## Task statement
Every entry below should be transcribed exactly; pictures stay out of the copy.

[Stored dataset items]

------------------------

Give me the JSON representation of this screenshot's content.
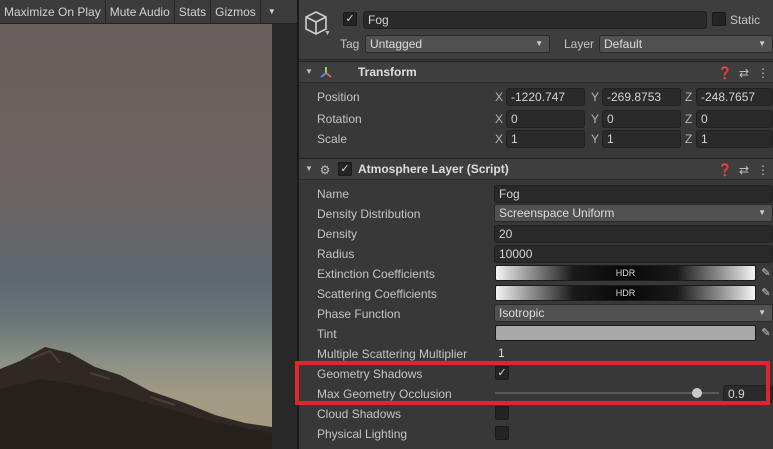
{
  "toolbar": {
    "maximize_label": "Maximize On Play",
    "mute_label": "Mute Audio",
    "stats_label": "Stats",
    "gizmos_label": "Gizmos",
    "dropdown_icon": "triangle-down-icon"
  },
  "gameobject": {
    "name": "Fog",
    "active": true,
    "static_label": "Static",
    "tag_label": "Tag",
    "tag_value": "Untagged",
    "layer_label": "Layer",
    "layer_value": "Default"
  },
  "transform": {
    "title": "Transform",
    "position_label": "Position",
    "rotation_label": "Rotation",
    "scale_label": "Scale",
    "axis_x": "X",
    "axis_y": "Y",
    "axis_z": "Z",
    "position": {
      "x": "-1220.747",
      "y": "-269.8753",
      "z": "-248.7657"
    },
    "rotation": {
      "x": "0",
      "y": "0",
      "z": "0"
    },
    "scale": {
      "x": "1",
      "y": "1",
      "z": "1"
    }
  },
  "atmosphere": {
    "title": "Atmosphere Layer (Script)",
    "enabled": true,
    "name_label": "Name",
    "name_value": "Fog",
    "density_distribution_label": "Density Distribution",
    "density_distribution_value": "Screenspace Uniform",
    "density_label": "Density",
    "density_value": "20",
    "radius_label": "Radius",
    "radius_value": "10000",
    "extinction_label": "Extinction Coefficients",
    "scattering_label": "Scattering Coefficients",
    "hdr_label": "HDR",
    "phase_function_label": "Phase Function",
    "phase_function_value": "Isotropic",
    "tint_label": "Tint",
    "tint_color": "#a8a8a8",
    "multiple_scattering_label": "Multiple Scattering Multiplier",
    "multiple_scattering_value": "1",
    "geometry_shadows_label": "Geometry Shadows",
    "geometry_shadows": true,
    "max_geometry_occlusion_label": "Max Geometry Occlusion",
    "max_geometry_occlusion_value": "0.9",
    "max_geometry_occlusion_fraction": 0.9,
    "cloud_shadows_label": "Cloud Shadows",
    "cloud_shadows": false,
    "physical_lighting_label": "Physical Lighting",
    "physical_lighting": false
  },
  "colors": {
    "highlight": "#e0262b",
    "panel_bg": "#383838"
  }
}
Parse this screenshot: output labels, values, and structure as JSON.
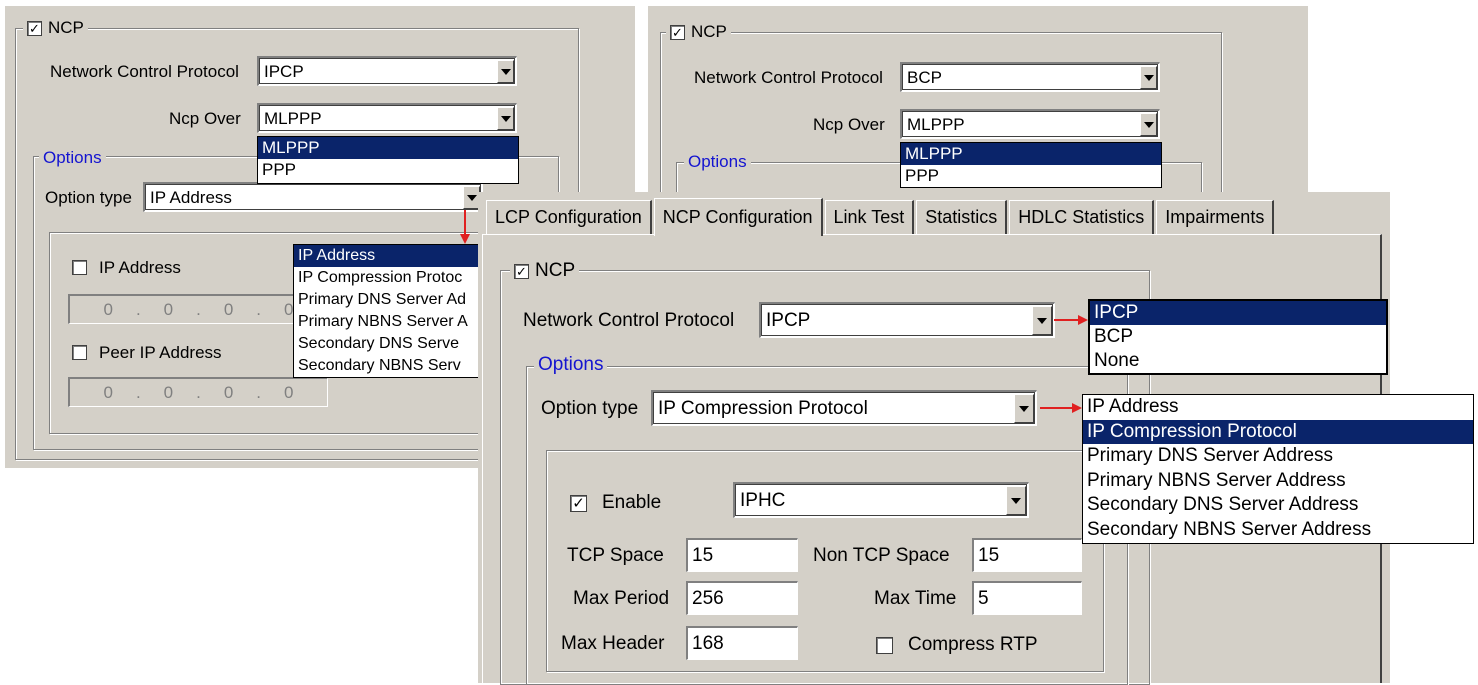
{
  "left_panel": {
    "ncp_label": "NCP",
    "ncp_checked": "✓",
    "protocol_label": "Network Control Protocol",
    "protocol_value": "IPCP",
    "ncp_over_label": "Ncp Over",
    "ncp_over_value": "MLPPP",
    "ncp_over_options": [
      "MLPPP",
      "PPP"
    ],
    "options_label": "Options",
    "option_type_label": "Option type",
    "option_type_value": "IP Address",
    "option_type_options": [
      "IP Address",
      "IP Compression Protoc",
      "Primary DNS Server Ad",
      "Primary NBNS Server A",
      "Secondary DNS Serve",
      "Secondary NBNS Serv"
    ],
    "ip_address_label": "IP Address",
    "peer_ip_address_label": "Peer IP Address",
    "ip_octets": [
      "0",
      "0",
      "0",
      "0"
    ],
    "peer_ip_octets": [
      "0",
      "0",
      "0",
      "0"
    ]
  },
  "middle_panel": {
    "ncp_label": "NCP",
    "ncp_checked": "✓",
    "protocol_label": "Network Control Protocol",
    "protocol_value": "BCP",
    "ncp_over_label": "Ncp Over",
    "ncp_over_value": "MLPPP",
    "ncp_over_options": [
      "MLPPP",
      "PPP"
    ],
    "options_label": "Options"
  },
  "front_panel": {
    "tabs": [
      "LCP Configuration",
      "NCP Configuration",
      "Link Test",
      "Statistics",
      "HDLC Statistics",
      "Impairments"
    ],
    "active_tab": "NCP Configuration",
    "ncp_label": "NCP",
    "ncp_checked": "✓",
    "protocol_label": "Network Control Protocol",
    "protocol_value": "IPCP",
    "protocol_options": [
      "IPCP",
      "BCP",
      "None"
    ],
    "options_label": "Options",
    "option_type_label": "Option type",
    "option_type_value": "IP Compression Protocol",
    "option_type_options": [
      "IP Address",
      "IP Compression Protocol",
      "Primary DNS Server Address",
      "Primary NBNS Server Address",
      "Secondary DNS Server Address",
      "Secondary NBNS Server Address"
    ],
    "enable_label": "Enable",
    "enable_checked": "✓",
    "enable_value": "IPHC",
    "tcp_space_label": "TCP Space",
    "tcp_space_value": "15",
    "non_tcp_space_label": "Non TCP Space",
    "non_tcp_space_value": "15",
    "max_period_label": "Max Period",
    "max_period_value": "256",
    "max_time_label": "Max Time",
    "max_time_value": "5",
    "max_header_label": "Max Header",
    "max_header_value": "168",
    "compress_rtp_label": "Compress RTP"
  },
  "colors": {
    "selection": "#0a246a",
    "arrow": "#e02020",
    "dialog": "#d4d0c8",
    "group_label": "#1414d0"
  }
}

------------------------

## Written answer
Give me the JSON representation of this screenshot's content.
{
  "toolbar": {
    "maximize_label": "Maximize On Play",
    "mute_label": "Mute Audio",
    "stats_label": "Stats",
    "gizmos_label": "Gizmos",
    "dropdown_icon": "triangle-down-icon"
  },
  "gameobject": {
    "name": "Fog",
    "active": true,
    "static_label": "Static",
    "tag_label": "Tag",
    "tag_value": "Untagged",
    "layer_label": "Layer",
    "layer_value": "Default"
  },
  "transform": {
    "title": "Transform",
    "position_label": "Position",
    "rotation_label": "Rotation",
    "scale_label": "Scale",
    "axis_x": "X",
    "axis_y": "Y",
    "axis_z": "Z",
    "position": {
      "x": "-1220.747",
      "y": "-269.8753",
      "z": "-248.7657"
    },
    "rotation": {
      "x": "0",
      "y": "0",
      "z": "0"
    },
    "scale": {
      "x": "1",
      "y": "1",
      "z": "1"
    }
  },
  "atmosphere": {
    "title": "Atmosphere Layer (Script)",
    "enabled": true,
    "name_label": "Name",
    "name_value": "Fog",
    "density_distribution_label": "Density Distribution",
    "density_distribution_value": "Screenspace Uniform",
    "density_label": "Density",
    "density_value": "20",
    "radius_label": "Radius",
    "radius_value": "10000",
    "extinction_label": "Extinction Coefficients",
    "scattering_label": "Scattering Coefficients",
    "hdr_label": "HDR",
    "phase_function_label": "Phase Function",
    "phase_function_value": "Isotropic",
    "tint_label": "Tint",
    "tint_color": "#a8a8a8",
    "multiple_scattering_label": "Multiple Scattering Multiplier",
    "multiple_scattering_value": "1",
    "geometry_shadows_label": "Geometry Shadows",
    "geometry_shadows": true,
    "max_geometry_occlusion_label": "Max Geometry Occlusion",
    "max_geometry_occlusion_value": "0.9",
    "max_geometry_occlusion_fraction": 0.9,
    "cloud_shadows_label": "Cloud Shadows",
    "cloud_shadows": false,
    "physical_lighting_label": "Physical Lighting",
    "physical_lighting": false
  },
  "colors": {
    "highlight": "#e0262b",
    "panel_bg": "#383838"
  }
}
Parse this screenshot: output labels, values, and structure as JSON.
{
  "left_panel": {
    "ncp_label": "NCP",
    "ncp_checked": "✓",
    "protocol_label": "Network Control Protocol",
    "protocol_value": "IPCP",
    "ncp_over_label": "Ncp Over",
    "ncp_over_value": "MLPPP",
    "ncp_over_options": [
      "MLPPP",
      "PPP"
    ],
    "options_label": "Options",
    "option_type_label": "Option type",
    "option_type_value": "IP Address",
    "option_type_options": [
      "IP Address",
      "IP Compression Protoc",
      "Primary DNS Server Ad",
      "Primary NBNS Server A",
      "Secondary DNS Serve",
      "Secondary NBNS Serv"
    ],
    "ip_address_label": "IP Address",
    "peer_ip_address_label": "Peer IP Address",
    "ip_octets": [
      "0",
      "0",
      "0",
      "0"
    ],
    "peer_ip_octets": [
      "0",
      "0",
      "0",
      "0"
    ]
  },
  "middle_panel": {
    "ncp_label": "NCP",
    "ncp_checked": "✓",
    "protocol_label": "Network Control Protocol",
    "protocol_value": "BCP",
    "ncp_over_label": "Ncp Over",
    "ncp_over_value": "MLPPP",
    "ncp_over_options": [
      "MLPPP",
      "PPP"
    ],
    "options_label": "Options"
  },
  "front_panel": {
    "tabs": [
      "LCP Configuration",
      "NCP Configuration",
      "Link Test",
      "Statistics",
      "HDLC Statistics",
      "Impairments"
    ],
    "active_tab": "NCP Configuration",
    "ncp_label": "NCP",
    "ncp_checked": "✓",
    "protocol_label": "Network Control Protocol",
    "protocol_value": "IPCP",
    "protocol_options": [
      "IPCP",
      "BCP",
      "None"
    ],
    "options_label": "Options",
    "option_type_label": "Option type",
    "option_type_value": "IP Compression Protocol",
    "option_type_options": [
      "IP Address",
      "IP Compression Protocol",
      "Primary DNS Server Address",
      "Primary NBNS Server Address",
      "Secondary DNS Server Address",
      "Secondary NBNS Server Address"
    ],
    "enable_label": "Enable",
    "enable_checked": "✓",
    "enable_value": "IPHC",
    "tcp_space_label": "TCP Space",
    "tcp_space_value": "15",
    "non_tcp_space_label": "Non TCP Space",
    "non_tcp_space_value": "15",
    "max_period_label": "Max Period",
    "max_period_value": "256",
    "max_time_label": "Max Time",
    "max_time_value": "5",
    "max_header_label": "Max Header",
    "max_header_value": "168",
    "compress_rtp_label": "Compress RTP"
  },
  "colors": {
    "selection": "#0a246a",
    "arrow": "#e02020",
    "dialog": "#d4d0c8",
    "group_label": "#1414d0"
  }
}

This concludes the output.